EXERCISE ▸
Return the records word for word. Any pictures in them are not part of the copy.
___ DATA FOR PROCESSING
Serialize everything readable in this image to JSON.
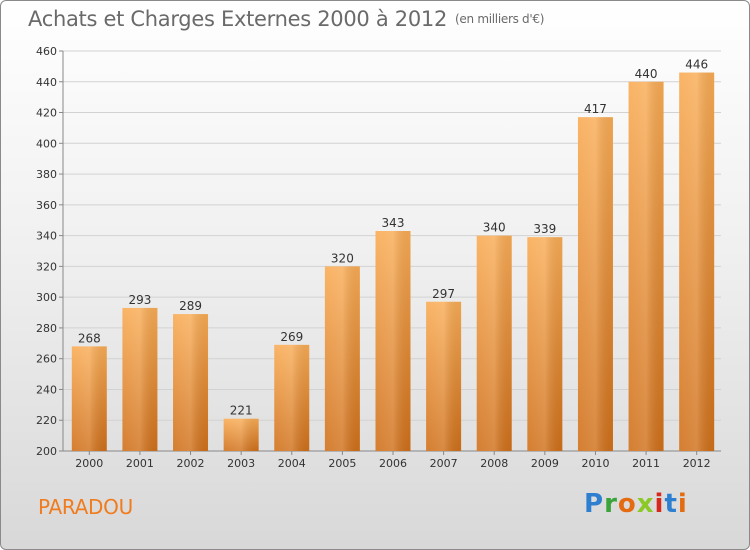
{
  "header": {
    "title": "Achats et Charges Externes 2000 à 2012",
    "unit": "(en milliers d'€)"
  },
  "footer": {
    "commune": "PARADOU",
    "logo": "Proxiti"
  },
  "colors": {
    "bar_light": "#f7a64f",
    "bar_dark": "#d5731a",
    "commune": "#f07c1e"
  },
  "chart_data": {
    "type": "bar",
    "categories": [
      "2000",
      "2001",
      "2002",
      "2003",
      "2004",
      "2005",
      "2006",
      "2007",
      "2008",
      "2009",
      "2010",
      "2011",
      "2012"
    ],
    "values": [
      268,
      293,
      289,
      221,
      269,
      320,
      343,
      297,
      340,
      339,
      417,
      440,
      446
    ],
    "title": "Achats et Charges Externes 2000 à 2012",
    "ylim": [
      200,
      460
    ],
    "yticks": [
      200,
      220,
      240,
      260,
      280,
      300,
      320,
      340,
      360,
      380,
      400,
      420,
      440,
      460
    ],
    "grid": true
  }
}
______
FINAL RESULT ▸
Serialize everything readable in this image to JSON.
{
  "header": {
    "title": "Achats et Charges Externes 2000 à 2012",
    "unit": "(en milliers d'€)"
  },
  "footer": {
    "commune": "PARADOU",
    "logo": "Proxiti"
  },
  "colors": {
    "bar_light": "#f7a64f",
    "bar_dark": "#d5731a",
    "commune": "#f07c1e"
  },
  "chart_data": {
    "type": "bar",
    "categories": [
      "2000",
      "2001",
      "2002",
      "2003",
      "2004",
      "2005",
      "2006",
      "2007",
      "2008",
      "2009",
      "2010",
      "2011",
      "2012"
    ],
    "values": [
      268,
      293,
      289,
      221,
      269,
      320,
      343,
      297,
      340,
      339,
      417,
      440,
      446
    ],
    "title": "Achats et Charges Externes 2000 à 2012",
    "ylim": [
      200,
      460
    ],
    "yticks": [
      200,
      220,
      240,
      260,
      280,
      300,
      320,
      340,
      360,
      380,
      400,
      420,
      440,
      460
    ],
    "grid": true
  }
}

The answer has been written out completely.